- _Given information_:

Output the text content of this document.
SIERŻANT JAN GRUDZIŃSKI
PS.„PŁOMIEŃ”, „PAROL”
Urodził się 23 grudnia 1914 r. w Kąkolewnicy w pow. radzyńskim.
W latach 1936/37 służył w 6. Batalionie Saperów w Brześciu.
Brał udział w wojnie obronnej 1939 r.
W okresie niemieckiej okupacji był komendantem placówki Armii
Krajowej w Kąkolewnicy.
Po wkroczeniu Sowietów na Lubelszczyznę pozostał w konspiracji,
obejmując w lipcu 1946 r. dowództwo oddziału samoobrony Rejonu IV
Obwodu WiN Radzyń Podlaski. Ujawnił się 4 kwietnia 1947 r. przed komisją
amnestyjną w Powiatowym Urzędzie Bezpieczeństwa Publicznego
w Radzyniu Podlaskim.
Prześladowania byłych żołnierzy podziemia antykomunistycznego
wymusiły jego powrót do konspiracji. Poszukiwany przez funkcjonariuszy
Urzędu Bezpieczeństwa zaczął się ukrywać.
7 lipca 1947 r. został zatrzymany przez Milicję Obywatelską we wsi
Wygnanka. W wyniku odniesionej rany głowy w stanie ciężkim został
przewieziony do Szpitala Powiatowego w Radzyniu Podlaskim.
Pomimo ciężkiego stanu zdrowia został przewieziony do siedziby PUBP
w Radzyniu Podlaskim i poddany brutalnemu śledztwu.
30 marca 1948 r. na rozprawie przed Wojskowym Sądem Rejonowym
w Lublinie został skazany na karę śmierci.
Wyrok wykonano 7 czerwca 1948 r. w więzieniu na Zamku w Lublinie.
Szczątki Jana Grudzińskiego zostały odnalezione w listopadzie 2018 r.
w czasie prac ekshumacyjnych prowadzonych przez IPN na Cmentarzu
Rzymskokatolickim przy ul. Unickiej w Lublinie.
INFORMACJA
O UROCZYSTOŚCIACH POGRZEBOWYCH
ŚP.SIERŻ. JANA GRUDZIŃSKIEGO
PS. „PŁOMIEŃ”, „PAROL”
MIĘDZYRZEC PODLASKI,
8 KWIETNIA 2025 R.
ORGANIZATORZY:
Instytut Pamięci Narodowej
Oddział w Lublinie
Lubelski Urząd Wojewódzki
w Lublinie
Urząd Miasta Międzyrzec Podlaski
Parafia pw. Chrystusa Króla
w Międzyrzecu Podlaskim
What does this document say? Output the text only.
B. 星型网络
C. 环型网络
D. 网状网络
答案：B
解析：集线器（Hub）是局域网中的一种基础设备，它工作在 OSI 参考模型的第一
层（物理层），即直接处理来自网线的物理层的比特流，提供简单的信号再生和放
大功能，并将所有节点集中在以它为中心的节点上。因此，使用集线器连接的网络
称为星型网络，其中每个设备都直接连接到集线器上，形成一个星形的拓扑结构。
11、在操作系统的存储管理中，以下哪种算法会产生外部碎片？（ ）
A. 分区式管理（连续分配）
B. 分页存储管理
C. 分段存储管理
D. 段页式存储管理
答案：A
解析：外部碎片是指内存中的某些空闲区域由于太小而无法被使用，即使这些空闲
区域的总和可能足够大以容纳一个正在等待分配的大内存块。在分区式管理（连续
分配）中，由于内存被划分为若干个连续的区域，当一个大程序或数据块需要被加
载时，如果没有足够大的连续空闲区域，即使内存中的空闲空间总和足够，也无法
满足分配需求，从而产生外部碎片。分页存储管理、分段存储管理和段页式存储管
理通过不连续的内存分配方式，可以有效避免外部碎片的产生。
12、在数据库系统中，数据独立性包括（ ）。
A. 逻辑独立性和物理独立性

- _Directions_: Repeat precisely the lines of the data starting at the one containing "What does this", last line included.

- _Complete answer_:
What does this document say? Output the text only.
B. 星型网络
C. 环型网络
D. 网状网络
答案：B
解析：集线器（Hub）是局域网中的一种基础设备，它工作在 OSI 参考模型的第一
层（物理层），即直接处理来自网线的物理层的比特流，提供简单的信号再生和放
大功能，并将所有节点集中在以它为中心的节点上。因此，使用集线器连接的网络
称为星型网络，其中每个设备都直接连接到集线器上，形成一个星形的拓扑结构。
11、在操作系统的存储管理中，以下哪种算法会产生外部碎片？（ ）
A. 分区式管理（连续分配）
B. 分页存储管理
C. 分段存储管理
D. 段页式存储管理
答案：A
解析：外部碎片是指内存中的某些空闲区域由于太小而无法被使用，即使这些空闲
区域的总和可能足够大以容纳一个正在等待分配的大内存块。在分区式管理（连续
分配）中，由于内存被划分为若干个连续的区域，当一个大程序或数据块需要被加
载时，如果没有足够大的连续空闲区域，即使内存中的空闲空间总和足够，也无法
满足分配需求，从而产生外部碎片。分页存储管理、分段存储管理和段页式存储管
理通过不连续的内存分配方式，可以有效避免外部碎片的产生。
12、在数据库系统中，数据独立性包括（ ）。
A. 逻辑独立性和物理独立性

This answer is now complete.